[Dataset items]
=-=-=-=-=

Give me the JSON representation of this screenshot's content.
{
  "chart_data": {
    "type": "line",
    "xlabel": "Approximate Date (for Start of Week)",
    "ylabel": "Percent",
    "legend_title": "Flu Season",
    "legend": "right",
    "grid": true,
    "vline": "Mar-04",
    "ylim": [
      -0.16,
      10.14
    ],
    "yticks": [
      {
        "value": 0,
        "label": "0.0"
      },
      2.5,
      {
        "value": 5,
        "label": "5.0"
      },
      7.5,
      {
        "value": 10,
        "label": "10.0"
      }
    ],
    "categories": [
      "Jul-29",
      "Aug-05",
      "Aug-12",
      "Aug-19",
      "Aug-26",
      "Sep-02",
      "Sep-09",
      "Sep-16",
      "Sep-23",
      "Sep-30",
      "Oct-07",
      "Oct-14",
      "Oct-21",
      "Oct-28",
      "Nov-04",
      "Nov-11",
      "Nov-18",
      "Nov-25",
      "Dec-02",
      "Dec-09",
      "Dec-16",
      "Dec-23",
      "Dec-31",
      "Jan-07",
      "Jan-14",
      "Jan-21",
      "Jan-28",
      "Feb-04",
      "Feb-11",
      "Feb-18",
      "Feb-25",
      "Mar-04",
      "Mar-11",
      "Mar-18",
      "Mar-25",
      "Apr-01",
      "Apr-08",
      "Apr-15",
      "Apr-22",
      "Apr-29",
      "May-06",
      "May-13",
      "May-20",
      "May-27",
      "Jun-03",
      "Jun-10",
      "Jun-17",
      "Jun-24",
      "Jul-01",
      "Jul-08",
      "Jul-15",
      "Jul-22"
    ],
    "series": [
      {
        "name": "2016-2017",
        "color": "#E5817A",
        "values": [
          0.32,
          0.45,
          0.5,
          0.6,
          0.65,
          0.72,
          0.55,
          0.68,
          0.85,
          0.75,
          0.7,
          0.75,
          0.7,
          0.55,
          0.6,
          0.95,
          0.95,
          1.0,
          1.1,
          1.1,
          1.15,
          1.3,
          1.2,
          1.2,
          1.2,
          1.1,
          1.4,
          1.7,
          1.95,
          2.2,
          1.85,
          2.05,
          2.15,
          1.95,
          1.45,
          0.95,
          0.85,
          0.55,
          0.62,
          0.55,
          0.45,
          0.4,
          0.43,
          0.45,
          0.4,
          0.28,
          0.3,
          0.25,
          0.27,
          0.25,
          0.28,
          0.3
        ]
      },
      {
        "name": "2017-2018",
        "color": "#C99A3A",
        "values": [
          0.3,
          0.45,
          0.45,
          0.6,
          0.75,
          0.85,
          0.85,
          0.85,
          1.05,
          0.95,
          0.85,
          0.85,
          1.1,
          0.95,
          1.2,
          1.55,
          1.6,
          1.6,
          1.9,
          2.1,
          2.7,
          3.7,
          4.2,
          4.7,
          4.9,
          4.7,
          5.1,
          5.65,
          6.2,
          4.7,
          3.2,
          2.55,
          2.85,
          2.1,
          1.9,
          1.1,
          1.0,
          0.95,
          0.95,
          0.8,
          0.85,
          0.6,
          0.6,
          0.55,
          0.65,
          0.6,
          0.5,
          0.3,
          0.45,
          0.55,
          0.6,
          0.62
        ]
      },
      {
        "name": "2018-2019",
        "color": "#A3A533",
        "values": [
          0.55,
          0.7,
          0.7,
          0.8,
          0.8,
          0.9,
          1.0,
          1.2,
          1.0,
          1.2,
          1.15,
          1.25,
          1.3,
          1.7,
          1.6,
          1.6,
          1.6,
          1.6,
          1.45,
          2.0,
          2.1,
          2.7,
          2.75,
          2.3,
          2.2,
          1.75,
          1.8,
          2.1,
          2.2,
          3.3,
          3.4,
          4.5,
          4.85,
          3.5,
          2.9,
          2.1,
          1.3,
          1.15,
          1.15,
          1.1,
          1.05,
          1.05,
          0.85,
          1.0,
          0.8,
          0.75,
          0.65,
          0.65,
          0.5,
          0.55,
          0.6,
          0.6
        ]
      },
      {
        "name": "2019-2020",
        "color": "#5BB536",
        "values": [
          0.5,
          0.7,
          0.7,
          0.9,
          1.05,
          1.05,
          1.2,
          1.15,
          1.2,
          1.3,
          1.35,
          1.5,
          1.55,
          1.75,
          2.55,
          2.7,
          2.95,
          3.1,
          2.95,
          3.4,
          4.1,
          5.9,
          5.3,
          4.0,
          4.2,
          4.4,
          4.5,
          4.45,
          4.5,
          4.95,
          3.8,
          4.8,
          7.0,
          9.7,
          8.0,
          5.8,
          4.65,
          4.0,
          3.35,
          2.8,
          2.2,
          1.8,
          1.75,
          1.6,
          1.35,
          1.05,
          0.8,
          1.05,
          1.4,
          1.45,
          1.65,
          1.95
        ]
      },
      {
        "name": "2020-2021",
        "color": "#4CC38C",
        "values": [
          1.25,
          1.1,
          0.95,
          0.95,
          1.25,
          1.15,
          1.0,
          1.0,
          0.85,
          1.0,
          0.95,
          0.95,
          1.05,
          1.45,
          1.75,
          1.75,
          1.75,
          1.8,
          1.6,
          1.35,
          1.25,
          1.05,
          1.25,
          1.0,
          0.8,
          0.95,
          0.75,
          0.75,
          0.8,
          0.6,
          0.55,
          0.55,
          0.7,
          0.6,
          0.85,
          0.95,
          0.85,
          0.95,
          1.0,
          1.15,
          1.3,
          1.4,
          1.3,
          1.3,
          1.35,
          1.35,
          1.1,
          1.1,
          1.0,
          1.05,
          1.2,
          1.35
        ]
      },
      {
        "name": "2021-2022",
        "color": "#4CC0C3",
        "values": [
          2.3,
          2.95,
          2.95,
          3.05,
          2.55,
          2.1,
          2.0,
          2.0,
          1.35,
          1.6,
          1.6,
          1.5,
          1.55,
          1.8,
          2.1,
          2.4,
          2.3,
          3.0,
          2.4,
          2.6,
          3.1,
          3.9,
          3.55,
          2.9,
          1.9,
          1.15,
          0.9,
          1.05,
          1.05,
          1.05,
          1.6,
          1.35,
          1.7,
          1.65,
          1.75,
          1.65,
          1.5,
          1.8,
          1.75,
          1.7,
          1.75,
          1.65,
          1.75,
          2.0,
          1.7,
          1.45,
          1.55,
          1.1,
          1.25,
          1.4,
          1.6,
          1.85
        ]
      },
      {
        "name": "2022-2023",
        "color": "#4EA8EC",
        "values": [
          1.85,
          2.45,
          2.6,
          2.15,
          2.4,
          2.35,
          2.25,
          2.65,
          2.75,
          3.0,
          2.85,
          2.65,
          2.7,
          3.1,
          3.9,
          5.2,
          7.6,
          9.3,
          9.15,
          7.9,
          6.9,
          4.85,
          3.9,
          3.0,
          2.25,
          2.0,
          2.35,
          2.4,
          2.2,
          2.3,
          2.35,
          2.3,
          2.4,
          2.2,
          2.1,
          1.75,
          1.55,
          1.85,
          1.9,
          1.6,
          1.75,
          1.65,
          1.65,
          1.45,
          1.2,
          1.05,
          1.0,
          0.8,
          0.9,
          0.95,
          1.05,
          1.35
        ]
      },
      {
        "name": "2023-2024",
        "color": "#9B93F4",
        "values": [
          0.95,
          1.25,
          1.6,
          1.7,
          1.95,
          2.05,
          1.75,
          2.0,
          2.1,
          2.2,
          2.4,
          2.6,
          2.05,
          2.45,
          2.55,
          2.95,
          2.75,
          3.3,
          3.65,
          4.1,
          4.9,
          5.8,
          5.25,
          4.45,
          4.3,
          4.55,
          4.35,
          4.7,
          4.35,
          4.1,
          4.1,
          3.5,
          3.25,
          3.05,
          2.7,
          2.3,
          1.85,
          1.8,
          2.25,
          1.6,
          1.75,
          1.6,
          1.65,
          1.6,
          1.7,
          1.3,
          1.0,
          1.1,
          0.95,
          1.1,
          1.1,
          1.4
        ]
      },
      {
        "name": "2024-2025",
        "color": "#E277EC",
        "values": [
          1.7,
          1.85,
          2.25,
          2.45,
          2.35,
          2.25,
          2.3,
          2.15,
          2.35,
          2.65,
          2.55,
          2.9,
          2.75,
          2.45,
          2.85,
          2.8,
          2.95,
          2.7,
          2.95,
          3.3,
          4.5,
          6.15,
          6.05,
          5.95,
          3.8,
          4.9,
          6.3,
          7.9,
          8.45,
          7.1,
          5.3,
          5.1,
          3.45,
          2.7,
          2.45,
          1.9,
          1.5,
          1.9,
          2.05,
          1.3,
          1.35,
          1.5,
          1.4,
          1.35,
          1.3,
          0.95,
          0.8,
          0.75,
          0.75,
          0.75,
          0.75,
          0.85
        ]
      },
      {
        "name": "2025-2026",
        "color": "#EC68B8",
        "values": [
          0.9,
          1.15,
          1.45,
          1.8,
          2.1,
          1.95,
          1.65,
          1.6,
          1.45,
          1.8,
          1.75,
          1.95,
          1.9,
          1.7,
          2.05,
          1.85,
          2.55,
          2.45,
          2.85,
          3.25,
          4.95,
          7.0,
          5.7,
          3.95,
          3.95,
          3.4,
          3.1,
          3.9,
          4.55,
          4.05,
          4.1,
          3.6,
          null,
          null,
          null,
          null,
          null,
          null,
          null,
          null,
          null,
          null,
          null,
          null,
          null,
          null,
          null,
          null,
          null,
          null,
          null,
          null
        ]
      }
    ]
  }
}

=-=-=-=-=

WHAT IS ASKED: Show the lines of the records that contain the word "color".

CORRECT RESPONSE:
        "color": "#E5817A",
        "color": "#C99A3A",
        "color": "#A3A533",
        "color": "#5BB536",
        "color": "#4CC38C",
        "color": "#4CC0C3",
        "color": "#4EA8EC",
        "color": "#9B93F4",
        "color": "#E277EC",
        "color": "#EC68B8",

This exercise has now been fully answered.